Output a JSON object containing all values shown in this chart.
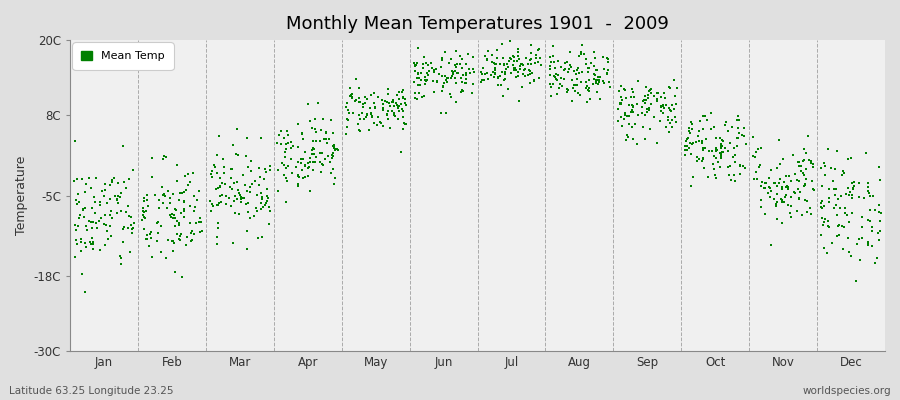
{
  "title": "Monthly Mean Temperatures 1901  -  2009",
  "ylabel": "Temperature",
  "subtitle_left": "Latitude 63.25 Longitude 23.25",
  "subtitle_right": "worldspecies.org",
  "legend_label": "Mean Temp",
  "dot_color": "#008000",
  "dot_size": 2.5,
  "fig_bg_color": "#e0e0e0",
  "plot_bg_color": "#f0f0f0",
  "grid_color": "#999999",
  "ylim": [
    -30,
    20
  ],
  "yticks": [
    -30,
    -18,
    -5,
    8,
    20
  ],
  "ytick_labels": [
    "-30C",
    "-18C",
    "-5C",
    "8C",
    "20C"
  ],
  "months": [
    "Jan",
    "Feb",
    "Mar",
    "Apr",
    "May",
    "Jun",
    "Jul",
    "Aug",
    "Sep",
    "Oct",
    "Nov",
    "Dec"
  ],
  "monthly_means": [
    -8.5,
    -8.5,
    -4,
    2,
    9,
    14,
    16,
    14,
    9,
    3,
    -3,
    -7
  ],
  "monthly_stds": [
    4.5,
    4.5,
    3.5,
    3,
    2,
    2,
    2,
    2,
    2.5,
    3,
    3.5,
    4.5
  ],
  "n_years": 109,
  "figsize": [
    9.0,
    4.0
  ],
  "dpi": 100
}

*Exercise objective*. Reproduce the material word for word, minus the images.

*Worked solution*.
Output a JSON object containing all values shown in this chart.
{
  "title": "Monthly Mean Temperatures 1901  -  2009",
  "ylabel": "Temperature",
  "subtitle_left": "Latitude 63.25 Longitude 23.25",
  "subtitle_right": "worldspecies.org",
  "legend_label": "Mean Temp",
  "dot_color": "#008000",
  "dot_size": 2.5,
  "fig_bg_color": "#e0e0e0",
  "plot_bg_color": "#f0f0f0",
  "grid_color": "#999999",
  "ylim": [
    -30,
    20
  ],
  "yticks": [
    -30,
    -18,
    -5,
    8,
    20
  ],
  "ytick_labels": [
    "-30C",
    "-18C",
    "-5C",
    "8C",
    "20C"
  ],
  "months": [
    "Jan",
    "Feb",
    "Mar",
    "Apr",
    "May",
    "Jun",
    "Jul",
    "Aug",
    "Sep",
    "Oct",
    "Nov",
    "Dec"
  ],
  "monthly_means": [
    -8.5,
    -8.5,
    -4,
    2,
    9,
    14,
    16,
    14,
    9,
    3,
    -3,
    -7
  ],
  "monthly_stds": [
    4.5,
    4.5,
    3.5,
    3,
    2,
    2,
    2,
    2,
    2.5,
    3,
    3.5,
    4.5
  ],
  "n_years": 109,
  "figsize": [
    9.0,
    4.0
  ],
  "dpi": 100
}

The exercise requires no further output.